**REQUIREMENT:**
Collect from the data below each line with "février".

**RECORDS:**
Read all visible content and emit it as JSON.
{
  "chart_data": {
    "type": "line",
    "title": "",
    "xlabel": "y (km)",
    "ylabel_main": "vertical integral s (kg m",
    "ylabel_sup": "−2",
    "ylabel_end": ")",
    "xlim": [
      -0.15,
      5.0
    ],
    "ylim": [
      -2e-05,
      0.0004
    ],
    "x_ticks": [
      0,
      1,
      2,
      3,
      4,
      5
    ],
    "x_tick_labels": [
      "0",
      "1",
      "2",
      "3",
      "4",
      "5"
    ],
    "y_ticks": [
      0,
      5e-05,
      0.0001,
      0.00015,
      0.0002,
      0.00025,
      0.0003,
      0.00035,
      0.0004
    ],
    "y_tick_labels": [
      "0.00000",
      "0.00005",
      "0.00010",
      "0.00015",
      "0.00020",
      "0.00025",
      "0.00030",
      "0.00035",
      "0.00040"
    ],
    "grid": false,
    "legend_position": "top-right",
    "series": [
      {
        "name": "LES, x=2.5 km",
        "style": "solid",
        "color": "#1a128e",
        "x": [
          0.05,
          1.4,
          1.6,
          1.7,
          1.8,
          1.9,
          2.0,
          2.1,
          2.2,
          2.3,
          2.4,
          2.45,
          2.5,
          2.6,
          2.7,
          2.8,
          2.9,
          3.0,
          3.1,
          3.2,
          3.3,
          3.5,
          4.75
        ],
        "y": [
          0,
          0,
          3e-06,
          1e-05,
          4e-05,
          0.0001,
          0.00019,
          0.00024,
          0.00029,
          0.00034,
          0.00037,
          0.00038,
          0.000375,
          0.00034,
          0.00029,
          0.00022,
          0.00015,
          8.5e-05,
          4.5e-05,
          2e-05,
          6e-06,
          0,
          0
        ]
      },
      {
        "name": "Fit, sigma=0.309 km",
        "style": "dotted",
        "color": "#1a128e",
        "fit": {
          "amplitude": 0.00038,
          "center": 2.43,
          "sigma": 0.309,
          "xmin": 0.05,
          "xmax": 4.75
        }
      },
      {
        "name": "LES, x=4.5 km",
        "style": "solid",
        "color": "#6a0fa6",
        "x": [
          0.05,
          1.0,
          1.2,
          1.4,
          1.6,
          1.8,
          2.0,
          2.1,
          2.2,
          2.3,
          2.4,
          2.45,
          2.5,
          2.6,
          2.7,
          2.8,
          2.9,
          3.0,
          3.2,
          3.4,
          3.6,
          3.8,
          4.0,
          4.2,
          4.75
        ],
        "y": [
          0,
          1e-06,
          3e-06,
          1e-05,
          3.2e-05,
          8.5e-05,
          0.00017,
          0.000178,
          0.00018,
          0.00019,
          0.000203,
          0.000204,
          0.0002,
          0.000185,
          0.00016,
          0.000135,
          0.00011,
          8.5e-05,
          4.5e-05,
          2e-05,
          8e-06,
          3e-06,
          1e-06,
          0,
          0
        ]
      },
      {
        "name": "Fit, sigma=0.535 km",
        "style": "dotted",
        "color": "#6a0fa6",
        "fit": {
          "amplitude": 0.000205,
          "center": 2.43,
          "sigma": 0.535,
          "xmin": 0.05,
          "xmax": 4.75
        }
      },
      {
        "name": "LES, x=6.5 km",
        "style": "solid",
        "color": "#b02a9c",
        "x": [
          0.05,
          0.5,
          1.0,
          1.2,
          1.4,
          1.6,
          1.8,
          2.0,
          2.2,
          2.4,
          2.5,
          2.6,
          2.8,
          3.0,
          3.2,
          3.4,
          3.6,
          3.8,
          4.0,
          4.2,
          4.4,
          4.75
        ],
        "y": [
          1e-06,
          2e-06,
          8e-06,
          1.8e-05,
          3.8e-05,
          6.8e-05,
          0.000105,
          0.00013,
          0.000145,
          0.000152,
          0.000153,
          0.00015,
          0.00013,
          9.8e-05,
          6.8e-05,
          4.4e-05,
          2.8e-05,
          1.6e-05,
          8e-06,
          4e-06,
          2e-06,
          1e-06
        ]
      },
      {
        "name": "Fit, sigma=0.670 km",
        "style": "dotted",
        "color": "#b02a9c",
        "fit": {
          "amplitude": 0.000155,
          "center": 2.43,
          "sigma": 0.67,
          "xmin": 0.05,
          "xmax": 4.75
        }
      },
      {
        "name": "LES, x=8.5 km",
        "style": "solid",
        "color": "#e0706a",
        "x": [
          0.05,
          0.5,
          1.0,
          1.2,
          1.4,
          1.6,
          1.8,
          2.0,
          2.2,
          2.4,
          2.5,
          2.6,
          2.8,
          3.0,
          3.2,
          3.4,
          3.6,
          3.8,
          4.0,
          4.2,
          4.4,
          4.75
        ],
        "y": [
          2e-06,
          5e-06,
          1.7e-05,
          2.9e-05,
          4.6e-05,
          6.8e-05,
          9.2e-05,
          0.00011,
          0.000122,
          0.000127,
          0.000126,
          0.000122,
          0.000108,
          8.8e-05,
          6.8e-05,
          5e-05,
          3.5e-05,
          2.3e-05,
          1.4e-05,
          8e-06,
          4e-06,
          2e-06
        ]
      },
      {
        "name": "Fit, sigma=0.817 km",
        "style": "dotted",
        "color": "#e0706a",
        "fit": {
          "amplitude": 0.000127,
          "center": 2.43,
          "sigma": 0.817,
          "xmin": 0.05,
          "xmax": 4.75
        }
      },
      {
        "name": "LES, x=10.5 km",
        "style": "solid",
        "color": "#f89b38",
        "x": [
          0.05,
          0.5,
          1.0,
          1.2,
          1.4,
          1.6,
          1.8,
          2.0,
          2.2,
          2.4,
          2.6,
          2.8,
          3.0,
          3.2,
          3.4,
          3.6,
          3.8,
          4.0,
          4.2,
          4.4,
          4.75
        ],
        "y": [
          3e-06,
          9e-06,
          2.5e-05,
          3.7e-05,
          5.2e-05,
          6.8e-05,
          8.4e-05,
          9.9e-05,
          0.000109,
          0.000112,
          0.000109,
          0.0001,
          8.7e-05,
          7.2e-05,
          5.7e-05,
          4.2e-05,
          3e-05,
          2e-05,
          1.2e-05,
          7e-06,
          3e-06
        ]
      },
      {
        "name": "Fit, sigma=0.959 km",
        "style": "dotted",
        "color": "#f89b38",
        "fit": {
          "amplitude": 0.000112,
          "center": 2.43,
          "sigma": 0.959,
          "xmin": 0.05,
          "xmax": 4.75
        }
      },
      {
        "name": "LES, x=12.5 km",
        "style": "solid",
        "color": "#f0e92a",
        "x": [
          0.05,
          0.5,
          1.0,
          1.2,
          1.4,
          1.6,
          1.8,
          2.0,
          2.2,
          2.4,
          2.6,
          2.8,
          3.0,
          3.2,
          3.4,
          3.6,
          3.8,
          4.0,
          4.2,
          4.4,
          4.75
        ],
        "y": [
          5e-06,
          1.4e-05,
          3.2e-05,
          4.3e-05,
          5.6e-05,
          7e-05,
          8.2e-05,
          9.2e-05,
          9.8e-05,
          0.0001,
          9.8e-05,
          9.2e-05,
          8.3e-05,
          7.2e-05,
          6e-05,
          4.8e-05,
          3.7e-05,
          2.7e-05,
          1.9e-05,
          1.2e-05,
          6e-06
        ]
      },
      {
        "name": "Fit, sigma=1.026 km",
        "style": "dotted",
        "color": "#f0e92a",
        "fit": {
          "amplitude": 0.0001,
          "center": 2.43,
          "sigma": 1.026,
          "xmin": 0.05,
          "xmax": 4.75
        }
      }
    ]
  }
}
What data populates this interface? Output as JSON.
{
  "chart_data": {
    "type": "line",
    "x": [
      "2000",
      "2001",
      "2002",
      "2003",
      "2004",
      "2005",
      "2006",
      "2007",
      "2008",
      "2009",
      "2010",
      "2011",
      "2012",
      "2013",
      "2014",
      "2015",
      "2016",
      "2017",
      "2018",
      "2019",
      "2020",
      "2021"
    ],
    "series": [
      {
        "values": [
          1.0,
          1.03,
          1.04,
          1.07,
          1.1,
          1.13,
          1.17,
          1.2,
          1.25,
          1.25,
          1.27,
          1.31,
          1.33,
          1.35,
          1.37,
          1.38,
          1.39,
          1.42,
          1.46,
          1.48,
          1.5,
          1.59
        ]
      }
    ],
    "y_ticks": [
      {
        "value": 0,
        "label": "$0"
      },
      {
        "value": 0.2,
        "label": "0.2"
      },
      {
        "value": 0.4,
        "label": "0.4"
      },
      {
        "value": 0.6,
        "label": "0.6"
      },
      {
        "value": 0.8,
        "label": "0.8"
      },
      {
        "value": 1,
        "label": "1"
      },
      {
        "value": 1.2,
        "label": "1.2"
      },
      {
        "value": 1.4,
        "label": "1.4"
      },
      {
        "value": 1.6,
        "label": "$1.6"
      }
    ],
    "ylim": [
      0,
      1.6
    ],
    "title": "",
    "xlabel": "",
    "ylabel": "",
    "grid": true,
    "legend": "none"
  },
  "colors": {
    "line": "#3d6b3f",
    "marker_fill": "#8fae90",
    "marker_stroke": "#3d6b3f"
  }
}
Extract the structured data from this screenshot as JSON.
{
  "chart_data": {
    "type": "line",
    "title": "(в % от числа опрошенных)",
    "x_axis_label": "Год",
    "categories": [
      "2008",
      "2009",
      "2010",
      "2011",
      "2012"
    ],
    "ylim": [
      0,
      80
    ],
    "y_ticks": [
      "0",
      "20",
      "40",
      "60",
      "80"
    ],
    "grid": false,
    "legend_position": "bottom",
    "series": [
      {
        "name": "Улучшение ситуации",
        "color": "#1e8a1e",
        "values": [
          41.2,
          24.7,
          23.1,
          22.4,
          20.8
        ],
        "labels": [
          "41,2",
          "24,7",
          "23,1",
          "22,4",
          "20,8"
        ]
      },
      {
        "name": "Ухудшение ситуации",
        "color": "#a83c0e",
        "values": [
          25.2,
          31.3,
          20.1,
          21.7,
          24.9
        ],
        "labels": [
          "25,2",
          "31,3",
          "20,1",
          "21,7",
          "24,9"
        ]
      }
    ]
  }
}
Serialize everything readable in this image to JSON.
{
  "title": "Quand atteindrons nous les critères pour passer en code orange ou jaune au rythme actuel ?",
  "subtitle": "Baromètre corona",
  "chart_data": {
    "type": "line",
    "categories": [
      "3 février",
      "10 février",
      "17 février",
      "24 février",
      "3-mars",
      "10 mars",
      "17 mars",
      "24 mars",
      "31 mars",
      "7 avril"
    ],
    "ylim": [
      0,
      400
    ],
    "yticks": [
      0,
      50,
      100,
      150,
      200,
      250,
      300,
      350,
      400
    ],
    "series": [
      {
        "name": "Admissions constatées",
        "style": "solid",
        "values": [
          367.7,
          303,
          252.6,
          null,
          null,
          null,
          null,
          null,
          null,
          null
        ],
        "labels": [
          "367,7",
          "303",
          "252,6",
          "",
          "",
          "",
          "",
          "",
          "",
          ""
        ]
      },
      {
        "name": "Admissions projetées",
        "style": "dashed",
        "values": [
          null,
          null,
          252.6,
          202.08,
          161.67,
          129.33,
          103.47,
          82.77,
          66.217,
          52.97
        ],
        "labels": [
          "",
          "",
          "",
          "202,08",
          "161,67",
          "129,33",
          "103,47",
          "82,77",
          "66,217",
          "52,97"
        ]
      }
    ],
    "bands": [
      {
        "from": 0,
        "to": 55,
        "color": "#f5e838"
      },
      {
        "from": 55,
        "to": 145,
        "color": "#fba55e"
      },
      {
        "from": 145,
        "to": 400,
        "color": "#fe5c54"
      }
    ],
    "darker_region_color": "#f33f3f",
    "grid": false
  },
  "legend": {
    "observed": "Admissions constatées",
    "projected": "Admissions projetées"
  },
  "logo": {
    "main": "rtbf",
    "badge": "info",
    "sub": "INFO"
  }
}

**THE ANSWER:**
      "3 février",
      "10 février",
      "17 février",
      "24 février",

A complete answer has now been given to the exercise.